Current Research and Scholarly Interests
Our goal is to apply genomic and transcriptomic analysis technologies to elucidate the molecular cascade involved in the hereditary colon cancer syndrome, familial adenomatous polyposis (FAP). FAP affects children as young as 7 years of age and contributes to overall colon cancer incidence, which is the third most common cause of cancer related mortality in men and women nationwide. FAP is caused by heterozygous mutations in the adenomatous polyposis coli (APC) gene, both inherited and de novo. The condition is characterized by the development of hundreds of colonic polyps in affected individuals and confers a 100% lifetime risk of colorectal adenocarcinoma. Alterations in the APC gene lead to perturbations in the Wnt signaling cascade, and colon carcinoma from FAP patients show an accumulation of alterations in other genes associated with sporadic colorectal adenocarcinoma (i.e. Kras, p53, etc.), which appear to be initiated from the first APC mutation.

Activity — In the passage on familial adenomatous polyposis, what appears to set off the alterations in genes such as Kras and p53 found in colon carcinoma from FAP patients? Answer in one to three sentences.

Extracted material —
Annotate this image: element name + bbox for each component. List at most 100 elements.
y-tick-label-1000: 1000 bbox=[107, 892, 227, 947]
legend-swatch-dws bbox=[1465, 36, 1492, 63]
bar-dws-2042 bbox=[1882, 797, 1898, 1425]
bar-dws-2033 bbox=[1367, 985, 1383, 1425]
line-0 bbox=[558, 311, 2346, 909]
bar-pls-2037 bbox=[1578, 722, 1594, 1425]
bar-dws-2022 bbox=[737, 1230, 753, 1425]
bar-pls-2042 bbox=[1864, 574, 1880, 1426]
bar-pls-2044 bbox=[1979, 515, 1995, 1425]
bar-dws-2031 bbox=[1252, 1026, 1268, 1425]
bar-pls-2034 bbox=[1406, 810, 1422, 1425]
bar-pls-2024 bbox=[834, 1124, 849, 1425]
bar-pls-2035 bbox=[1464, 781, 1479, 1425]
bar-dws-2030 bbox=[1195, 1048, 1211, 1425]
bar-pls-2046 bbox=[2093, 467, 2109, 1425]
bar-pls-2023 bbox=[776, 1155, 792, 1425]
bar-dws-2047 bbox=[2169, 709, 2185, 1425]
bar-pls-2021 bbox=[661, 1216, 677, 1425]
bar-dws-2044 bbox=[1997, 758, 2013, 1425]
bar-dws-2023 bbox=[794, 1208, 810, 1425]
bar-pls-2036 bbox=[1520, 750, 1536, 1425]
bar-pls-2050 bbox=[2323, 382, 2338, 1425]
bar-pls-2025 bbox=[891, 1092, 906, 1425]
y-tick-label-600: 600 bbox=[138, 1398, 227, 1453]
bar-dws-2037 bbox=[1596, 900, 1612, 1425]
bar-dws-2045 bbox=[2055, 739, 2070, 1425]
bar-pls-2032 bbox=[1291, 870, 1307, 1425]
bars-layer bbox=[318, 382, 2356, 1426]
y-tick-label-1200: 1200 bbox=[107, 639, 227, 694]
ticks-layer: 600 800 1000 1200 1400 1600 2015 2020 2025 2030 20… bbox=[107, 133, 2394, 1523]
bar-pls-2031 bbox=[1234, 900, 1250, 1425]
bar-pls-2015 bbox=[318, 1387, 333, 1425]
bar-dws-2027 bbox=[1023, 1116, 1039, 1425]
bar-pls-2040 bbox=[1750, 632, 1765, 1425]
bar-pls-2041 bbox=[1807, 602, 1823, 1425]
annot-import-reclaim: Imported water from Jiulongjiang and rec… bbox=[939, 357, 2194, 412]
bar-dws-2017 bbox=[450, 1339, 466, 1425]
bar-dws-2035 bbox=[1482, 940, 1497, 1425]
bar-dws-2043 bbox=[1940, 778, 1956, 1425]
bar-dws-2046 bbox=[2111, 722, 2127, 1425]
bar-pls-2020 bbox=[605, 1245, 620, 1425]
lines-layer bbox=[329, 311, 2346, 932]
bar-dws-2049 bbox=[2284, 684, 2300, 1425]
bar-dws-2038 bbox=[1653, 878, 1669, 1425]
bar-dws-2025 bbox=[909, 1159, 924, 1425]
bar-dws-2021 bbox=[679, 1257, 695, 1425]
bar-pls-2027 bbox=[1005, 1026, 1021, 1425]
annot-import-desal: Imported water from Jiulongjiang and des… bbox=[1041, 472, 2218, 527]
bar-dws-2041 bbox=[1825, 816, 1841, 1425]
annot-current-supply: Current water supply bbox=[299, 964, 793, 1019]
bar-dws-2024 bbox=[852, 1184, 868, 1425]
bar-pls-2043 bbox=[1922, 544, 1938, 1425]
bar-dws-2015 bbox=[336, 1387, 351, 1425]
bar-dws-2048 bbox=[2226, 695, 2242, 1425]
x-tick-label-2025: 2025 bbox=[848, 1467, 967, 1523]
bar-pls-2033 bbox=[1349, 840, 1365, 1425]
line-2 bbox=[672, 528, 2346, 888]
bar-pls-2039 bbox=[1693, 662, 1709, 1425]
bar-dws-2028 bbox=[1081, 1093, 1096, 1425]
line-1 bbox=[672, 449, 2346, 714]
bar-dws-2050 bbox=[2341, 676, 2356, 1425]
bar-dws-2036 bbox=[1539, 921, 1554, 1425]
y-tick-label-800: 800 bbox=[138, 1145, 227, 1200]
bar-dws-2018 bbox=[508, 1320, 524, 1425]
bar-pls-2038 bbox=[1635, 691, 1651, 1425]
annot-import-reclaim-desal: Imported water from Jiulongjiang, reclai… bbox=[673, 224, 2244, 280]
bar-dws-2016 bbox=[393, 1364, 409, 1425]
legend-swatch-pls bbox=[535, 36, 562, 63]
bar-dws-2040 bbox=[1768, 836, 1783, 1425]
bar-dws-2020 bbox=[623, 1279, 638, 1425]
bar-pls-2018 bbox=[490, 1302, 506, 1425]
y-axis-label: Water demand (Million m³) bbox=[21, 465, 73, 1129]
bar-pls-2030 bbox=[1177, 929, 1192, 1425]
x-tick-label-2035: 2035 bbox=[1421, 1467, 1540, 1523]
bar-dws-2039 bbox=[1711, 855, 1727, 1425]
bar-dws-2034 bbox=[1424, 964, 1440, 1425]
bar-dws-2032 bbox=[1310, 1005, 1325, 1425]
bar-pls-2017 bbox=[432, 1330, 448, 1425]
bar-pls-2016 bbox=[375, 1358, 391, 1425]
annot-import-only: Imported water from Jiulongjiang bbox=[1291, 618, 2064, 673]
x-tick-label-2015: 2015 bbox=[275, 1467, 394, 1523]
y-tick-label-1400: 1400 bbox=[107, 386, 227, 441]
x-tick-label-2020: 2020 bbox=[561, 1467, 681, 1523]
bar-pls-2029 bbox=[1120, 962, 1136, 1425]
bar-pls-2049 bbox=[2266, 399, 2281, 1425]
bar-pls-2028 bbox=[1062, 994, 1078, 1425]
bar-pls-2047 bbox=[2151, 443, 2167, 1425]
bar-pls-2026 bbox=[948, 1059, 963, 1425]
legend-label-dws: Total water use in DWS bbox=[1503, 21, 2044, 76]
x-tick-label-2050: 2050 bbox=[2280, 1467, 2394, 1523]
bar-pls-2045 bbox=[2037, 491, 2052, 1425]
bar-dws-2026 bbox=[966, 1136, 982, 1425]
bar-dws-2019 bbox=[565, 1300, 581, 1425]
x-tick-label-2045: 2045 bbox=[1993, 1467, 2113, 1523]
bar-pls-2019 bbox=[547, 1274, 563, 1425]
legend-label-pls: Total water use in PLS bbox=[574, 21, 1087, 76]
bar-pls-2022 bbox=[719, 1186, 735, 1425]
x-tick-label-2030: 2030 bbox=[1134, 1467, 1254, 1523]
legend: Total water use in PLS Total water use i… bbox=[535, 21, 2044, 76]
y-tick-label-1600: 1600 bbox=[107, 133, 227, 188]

Solution to the problem — The alterations in other genes linked to sporadic colorectal adenocarcinoma, such as Kras and p53, appear to be initiated from the first APC mutation. FAP is caused by heterozygous mutations in the APC gene, and alterations in that gene lead to perturbations in the Wnt signaling cascade.